**DATASET EXCERPTS**
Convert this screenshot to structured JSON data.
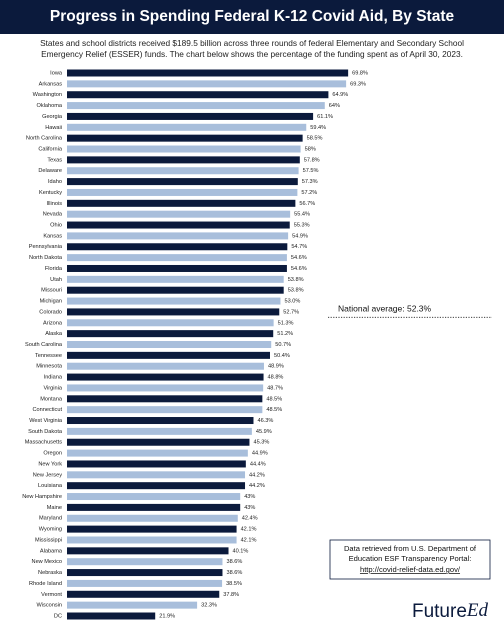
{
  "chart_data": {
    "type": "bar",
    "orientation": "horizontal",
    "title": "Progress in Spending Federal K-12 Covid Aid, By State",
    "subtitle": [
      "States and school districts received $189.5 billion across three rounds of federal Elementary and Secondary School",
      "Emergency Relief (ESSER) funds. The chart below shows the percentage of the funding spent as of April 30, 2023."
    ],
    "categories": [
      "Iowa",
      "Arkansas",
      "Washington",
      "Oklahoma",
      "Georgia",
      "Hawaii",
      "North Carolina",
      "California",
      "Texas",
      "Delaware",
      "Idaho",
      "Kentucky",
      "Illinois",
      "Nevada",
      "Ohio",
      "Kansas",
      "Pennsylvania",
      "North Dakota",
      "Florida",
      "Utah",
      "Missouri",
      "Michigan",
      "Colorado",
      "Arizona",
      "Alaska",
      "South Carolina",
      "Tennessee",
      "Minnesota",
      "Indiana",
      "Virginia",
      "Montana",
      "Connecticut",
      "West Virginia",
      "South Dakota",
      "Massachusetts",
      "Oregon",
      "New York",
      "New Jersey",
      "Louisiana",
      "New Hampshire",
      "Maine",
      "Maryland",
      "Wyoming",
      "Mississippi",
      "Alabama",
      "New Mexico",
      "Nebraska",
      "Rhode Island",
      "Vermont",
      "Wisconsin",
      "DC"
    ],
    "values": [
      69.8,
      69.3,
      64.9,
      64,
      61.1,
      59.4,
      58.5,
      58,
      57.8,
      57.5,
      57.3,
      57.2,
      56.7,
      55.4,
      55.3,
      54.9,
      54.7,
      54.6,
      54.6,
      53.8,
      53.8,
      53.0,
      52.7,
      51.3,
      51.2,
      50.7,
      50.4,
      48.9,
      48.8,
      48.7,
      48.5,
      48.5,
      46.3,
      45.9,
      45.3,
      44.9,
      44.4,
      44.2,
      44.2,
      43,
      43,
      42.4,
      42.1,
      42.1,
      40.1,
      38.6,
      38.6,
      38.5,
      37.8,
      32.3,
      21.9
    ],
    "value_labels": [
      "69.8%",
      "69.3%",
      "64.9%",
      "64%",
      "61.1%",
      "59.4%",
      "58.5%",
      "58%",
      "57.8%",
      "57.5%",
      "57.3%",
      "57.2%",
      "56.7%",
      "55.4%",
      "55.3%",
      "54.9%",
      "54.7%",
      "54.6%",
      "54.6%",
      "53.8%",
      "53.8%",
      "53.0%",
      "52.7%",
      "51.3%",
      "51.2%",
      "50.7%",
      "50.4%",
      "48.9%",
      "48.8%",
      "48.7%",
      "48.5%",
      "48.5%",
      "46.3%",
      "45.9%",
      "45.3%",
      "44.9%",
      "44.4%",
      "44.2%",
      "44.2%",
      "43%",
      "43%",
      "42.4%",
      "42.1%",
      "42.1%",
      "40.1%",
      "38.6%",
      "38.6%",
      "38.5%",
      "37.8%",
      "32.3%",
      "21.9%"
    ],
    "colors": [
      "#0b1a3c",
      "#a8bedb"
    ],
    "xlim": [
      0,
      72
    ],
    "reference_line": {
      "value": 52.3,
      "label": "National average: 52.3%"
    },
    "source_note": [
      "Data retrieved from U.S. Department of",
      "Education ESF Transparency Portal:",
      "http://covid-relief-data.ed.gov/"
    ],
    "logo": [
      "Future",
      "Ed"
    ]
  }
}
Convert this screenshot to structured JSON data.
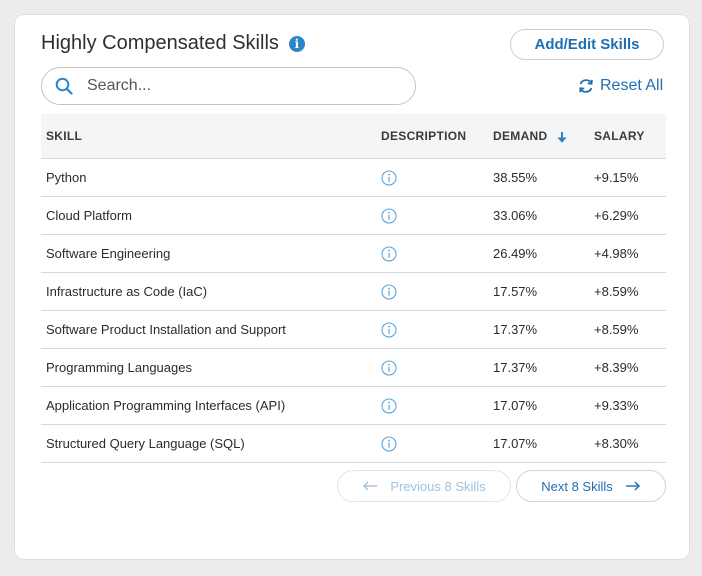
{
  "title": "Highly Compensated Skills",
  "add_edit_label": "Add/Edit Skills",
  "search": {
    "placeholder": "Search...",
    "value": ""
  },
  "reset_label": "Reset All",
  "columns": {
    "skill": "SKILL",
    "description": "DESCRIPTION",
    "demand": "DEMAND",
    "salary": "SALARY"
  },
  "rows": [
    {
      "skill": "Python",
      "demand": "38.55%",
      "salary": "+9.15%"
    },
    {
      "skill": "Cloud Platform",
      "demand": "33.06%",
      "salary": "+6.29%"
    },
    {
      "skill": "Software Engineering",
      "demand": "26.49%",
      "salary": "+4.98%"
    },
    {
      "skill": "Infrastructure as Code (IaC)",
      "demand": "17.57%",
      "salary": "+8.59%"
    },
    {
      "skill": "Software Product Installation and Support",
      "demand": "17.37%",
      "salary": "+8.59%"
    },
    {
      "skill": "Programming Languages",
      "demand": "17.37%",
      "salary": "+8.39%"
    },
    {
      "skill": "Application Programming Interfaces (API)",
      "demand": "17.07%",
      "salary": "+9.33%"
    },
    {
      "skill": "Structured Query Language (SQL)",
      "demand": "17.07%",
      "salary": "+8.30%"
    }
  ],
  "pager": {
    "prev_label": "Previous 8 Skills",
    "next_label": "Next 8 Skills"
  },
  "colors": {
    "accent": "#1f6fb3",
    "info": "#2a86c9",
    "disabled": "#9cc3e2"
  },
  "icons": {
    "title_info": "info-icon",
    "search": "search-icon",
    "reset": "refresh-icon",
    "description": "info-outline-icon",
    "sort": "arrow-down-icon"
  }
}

**TO BE DONE**
Find every line in the records above that contains the word "demand", and copy each one.

**TASK ANSWER**
    "demand": "DEMAND",
      "demand": "38.55%",
      "demand": "33.06%",
      "demand": "26.49%",
      "demand": "17.57%",
      "demand": "17.37%",
      "demand": "17.37%",
      "demand": "17.07%",
      "demand": "17.07%",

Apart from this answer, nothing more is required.